• _Written problem_
Extract the text of each entry below exactly, leaving every image behind.

• _Data rows_
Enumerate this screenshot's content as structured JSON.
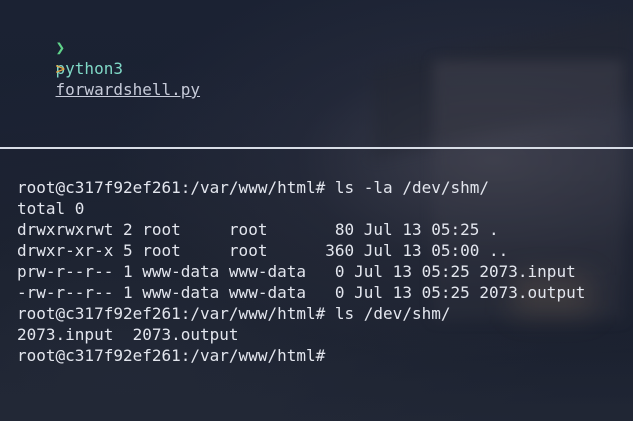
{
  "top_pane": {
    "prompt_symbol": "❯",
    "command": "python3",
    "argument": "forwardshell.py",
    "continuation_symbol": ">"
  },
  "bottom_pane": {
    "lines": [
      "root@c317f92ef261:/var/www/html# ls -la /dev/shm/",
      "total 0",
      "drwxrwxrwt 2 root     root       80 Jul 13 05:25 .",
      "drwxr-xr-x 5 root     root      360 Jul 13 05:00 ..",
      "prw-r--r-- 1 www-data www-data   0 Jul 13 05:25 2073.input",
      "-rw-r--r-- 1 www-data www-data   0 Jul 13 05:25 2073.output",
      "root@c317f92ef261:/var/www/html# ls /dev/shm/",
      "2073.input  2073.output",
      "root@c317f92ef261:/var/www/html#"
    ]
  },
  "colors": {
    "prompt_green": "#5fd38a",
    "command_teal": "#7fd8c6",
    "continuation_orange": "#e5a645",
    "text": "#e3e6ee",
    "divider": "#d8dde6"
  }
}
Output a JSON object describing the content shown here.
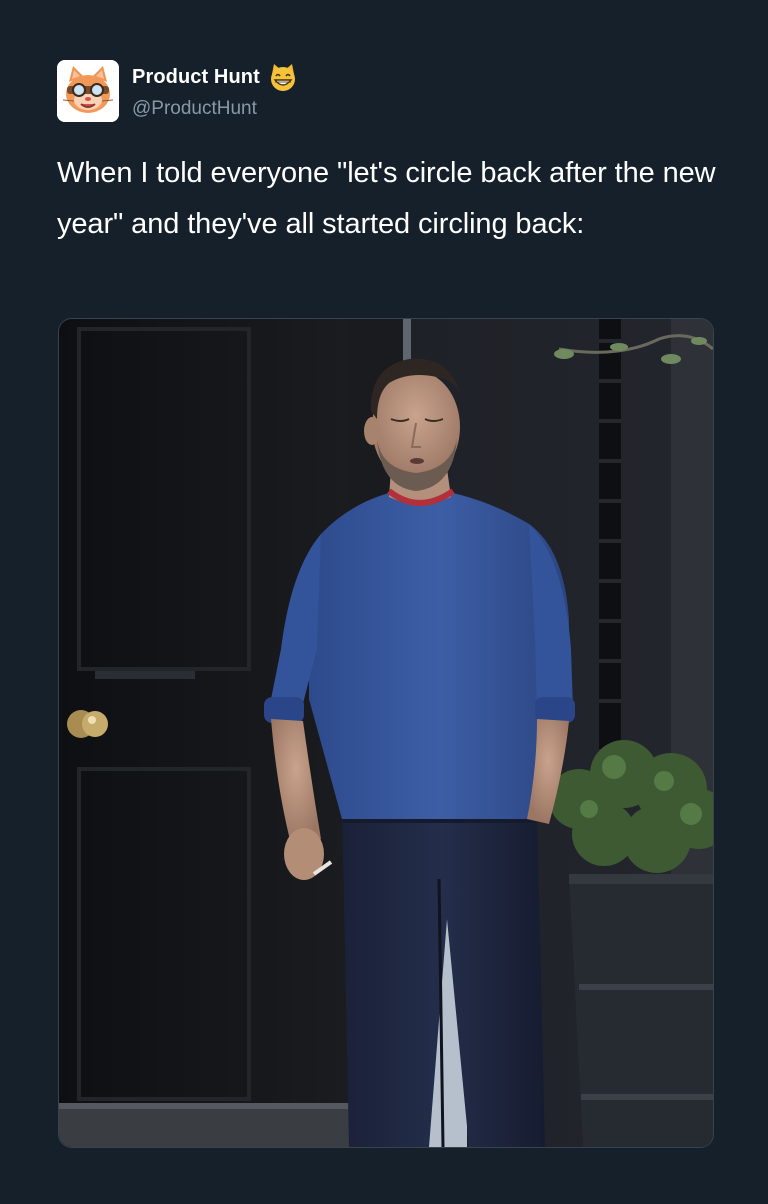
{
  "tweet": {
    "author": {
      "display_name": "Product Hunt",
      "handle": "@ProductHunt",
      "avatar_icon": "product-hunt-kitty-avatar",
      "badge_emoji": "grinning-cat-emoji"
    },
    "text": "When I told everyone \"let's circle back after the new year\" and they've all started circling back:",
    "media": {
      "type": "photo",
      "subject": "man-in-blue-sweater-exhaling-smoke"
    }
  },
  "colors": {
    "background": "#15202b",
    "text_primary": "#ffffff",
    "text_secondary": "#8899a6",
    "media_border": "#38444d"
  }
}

• _Solved problem_
Enumerate this screenshot's content as structured JSON.
{
  "top_pane": {
    "prompt_symbol": "❯",
    "command": "python3",
    "argument": "forwardshell.py",
    "continuation_symbol": ">"
  },
  "bottom_pane": {
    "lines": [
      "root@c317f92ef261:/var/www/html# ls -la /dev/shm/",
      "total 0",
      "drwxrwxrwt 2 root     root       80 Jul 13 05:25 .",
      "drwxr-xr-x 5 root     root      360 Jul 13 05:00 ..",
      "prw-r--r-- 1 www-data www-data   0 Jul 13 05:25 2073.input",
      "-rw-r--r-- 1 www-data www-data   0 Jul 13 05:25 2073.output",
      "root@c317f92ef261:/var/www/html# ls /dev/shm/",
      "2073.input  2073.output",
      "root@c317f92ef261:/var/www/html#"
    ]
  },
  "colors": {
    "prompt_green": "#5fd38a",
    "command_teal": "#7fd8c6",
    "continuation_orange": "#e5a645",
    "text": "#e3e6ee",
    "divider": "#d8dde6"
  }
}
Output a JSON object describing the content shown here.
{
  "tweet": {
    "author": {
      "display_name": "Product Hunt",
      "handle": "@ProductHunt",
      "avatar_icon": "product-hunt-kitty-avatar",
      "badge_emoji": "grinning-cat-emoji"
    },
    "text": "When I told everyone \"let's circle back after the new year\" and they've all started circling back:",
    "media": {
      "type": "photo",
      "subject": "man-in-blue-sweater-exhaling-smoke"
    }
  },
  "colors": {
    "background": "#15202b",
    "text_primary": "#ffffff",
    "text_secondary": "#8899a6",
    "media_border": "#38444d"
  }
}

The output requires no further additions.